§ **WORK TO COMPLETE**
- A) According to the page on building a binary search tree from a preorder traversal, what output is given for the input preorder = [1,3]?
- B) Reproduce the stretch of the binary search tree page from "Construct Binary Search" through "given test cases.".

§ **PAGE**
Construct Binary Search Tree from Preorder Traversal

Tags : array, tree, binary-tree, recursion, leetcode, cpp, medium

Given an array of integers preorder, which represents the** preorder traversal** of a BST (i.e., binary search tree), construct the tree and return its root.

It is guaranteed that there is always possible to find a binary search tree with the given requirements for the given test cases.

A binary search tree is a binary tree where for every node, any descendant of Node.left has a value strictly less than Node.val, and any descendant of Node.right has a value strictly greater than Node.val.

A preorder traversal of a binary tree displays the value of the node first, then traverses Node.left, then traverses Node.right

Examples #

Example 1:

Input: preorder = [8,5,1,7,10,12]
Output: [8,5,10,1,7,null,12]

Example 2:

Input: preorder = [1,3]
Output: [1,null,3]

Constraints #

Solutions #


/**
 * Definition for a binary tree node.
 * struct TreeNode {
 *     int val;
 *     TreeNode *left;
 *     TreeNode *right;
 *     TreeNode() : val(0), left(nullptr), right(nullptr) {}
 *     TreeNode(int x) : val(x), left(nullptr), right(nullptr) {}
 *     TreeNode(int x, TreeNode *left, TreeNode *right) : val(x), left(left), right(right) {}
 * };
 */
class Solution {
public:
    void recurse(TreeNode* root, int val){
        if(root->val > val)
            if(root->left == NULL)
                root->left = new TreeNode(val);
            else
                recurse(root->left,val);
        else
            if(root->right == NULL)
                root->right = new TreeNode(val);
            else
                recurse(root->right,val);
    }
        
    TreeNode* bstFromPreorder(vector<int>& preorder) {
        
        TreeNode* root = new TreeNode(preorder[0]);
        
        for(int i=1; i<preorder.size(); i++)
            recurse(root,preorder[i]);
        
        return root;
        
    }
};

(Element and region listings)
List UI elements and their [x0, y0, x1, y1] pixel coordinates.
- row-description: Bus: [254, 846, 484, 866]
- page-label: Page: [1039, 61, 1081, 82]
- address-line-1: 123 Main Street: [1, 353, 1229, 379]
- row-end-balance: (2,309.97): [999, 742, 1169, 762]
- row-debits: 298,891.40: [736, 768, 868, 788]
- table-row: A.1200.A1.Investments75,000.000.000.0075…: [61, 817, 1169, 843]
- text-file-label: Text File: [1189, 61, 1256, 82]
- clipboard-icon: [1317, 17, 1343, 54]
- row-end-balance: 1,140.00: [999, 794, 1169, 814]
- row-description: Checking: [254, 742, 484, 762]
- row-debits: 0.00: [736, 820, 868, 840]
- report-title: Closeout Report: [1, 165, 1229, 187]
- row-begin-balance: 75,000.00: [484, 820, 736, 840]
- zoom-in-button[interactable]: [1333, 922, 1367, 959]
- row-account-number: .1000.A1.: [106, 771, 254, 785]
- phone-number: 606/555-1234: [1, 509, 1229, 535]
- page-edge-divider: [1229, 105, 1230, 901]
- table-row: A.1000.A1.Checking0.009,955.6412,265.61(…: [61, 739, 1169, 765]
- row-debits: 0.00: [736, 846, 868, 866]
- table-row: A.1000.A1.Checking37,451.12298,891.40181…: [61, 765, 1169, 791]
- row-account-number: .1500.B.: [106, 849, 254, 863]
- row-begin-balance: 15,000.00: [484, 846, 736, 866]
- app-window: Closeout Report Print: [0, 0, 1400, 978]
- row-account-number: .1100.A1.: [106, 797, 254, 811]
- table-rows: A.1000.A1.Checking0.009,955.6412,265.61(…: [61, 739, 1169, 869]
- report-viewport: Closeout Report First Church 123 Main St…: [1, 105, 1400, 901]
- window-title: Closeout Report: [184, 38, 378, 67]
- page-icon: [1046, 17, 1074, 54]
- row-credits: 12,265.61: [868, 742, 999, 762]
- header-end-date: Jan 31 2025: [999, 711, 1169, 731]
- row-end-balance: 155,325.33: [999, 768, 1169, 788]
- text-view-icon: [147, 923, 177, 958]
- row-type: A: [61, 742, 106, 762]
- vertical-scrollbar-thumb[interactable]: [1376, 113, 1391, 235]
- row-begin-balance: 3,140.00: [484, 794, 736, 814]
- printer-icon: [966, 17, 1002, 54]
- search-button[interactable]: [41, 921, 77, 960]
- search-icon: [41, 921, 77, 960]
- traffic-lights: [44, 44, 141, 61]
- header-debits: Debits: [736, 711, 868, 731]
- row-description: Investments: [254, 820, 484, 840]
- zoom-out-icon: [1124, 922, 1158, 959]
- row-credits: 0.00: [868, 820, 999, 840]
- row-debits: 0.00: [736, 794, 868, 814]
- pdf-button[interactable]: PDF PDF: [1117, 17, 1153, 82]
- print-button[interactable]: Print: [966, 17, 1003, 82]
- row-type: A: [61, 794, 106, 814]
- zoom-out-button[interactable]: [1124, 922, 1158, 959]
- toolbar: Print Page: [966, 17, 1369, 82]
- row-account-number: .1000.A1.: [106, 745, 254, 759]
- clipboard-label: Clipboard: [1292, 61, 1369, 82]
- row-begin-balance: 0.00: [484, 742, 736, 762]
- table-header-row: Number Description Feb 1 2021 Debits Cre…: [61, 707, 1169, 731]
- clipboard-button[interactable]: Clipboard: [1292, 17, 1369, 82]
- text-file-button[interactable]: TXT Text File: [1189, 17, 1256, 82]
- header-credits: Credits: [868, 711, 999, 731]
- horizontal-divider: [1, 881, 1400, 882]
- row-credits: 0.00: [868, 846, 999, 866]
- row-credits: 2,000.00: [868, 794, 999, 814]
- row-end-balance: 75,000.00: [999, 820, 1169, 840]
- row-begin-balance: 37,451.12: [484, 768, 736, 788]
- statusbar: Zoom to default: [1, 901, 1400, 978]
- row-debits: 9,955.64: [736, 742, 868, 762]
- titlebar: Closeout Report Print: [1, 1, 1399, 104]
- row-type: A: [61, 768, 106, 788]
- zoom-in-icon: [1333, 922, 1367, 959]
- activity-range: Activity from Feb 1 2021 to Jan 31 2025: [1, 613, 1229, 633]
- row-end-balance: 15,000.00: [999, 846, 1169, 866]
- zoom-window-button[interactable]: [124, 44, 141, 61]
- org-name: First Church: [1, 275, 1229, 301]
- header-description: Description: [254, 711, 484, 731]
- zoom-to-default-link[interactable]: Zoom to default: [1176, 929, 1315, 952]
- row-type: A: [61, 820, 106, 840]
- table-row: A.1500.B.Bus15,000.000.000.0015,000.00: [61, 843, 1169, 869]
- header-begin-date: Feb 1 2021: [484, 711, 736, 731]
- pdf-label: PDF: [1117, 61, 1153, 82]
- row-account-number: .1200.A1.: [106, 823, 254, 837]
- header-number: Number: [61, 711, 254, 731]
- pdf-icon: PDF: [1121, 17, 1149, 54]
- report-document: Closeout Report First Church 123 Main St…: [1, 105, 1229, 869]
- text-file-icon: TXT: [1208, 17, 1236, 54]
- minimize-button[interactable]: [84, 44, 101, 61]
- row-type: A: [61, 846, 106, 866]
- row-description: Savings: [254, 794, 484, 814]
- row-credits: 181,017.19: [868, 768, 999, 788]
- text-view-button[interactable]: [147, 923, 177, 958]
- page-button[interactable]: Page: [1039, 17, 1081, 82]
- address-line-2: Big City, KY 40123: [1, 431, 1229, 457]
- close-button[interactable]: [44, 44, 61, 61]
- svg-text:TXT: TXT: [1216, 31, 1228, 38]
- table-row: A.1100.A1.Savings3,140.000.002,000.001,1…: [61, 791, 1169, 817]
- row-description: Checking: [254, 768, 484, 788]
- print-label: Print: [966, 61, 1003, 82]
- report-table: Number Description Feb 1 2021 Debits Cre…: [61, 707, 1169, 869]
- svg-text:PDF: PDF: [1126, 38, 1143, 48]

§ **RESULTS FOR EACH TASK**
- A) [1,null,3]

- B)
Construct Binary Search Tree from Preorder Traversal

Tags : array, tree, binary-tree, recursion, leetcode, cpp, medium

Given an array of integers preorder, which represents the** preorder traversal** of a BST (i.e., binary search tree), construct the tree and return its root.

It is guaranteed that there is always possible to find a binary search tree with the given requirements for the given test cases.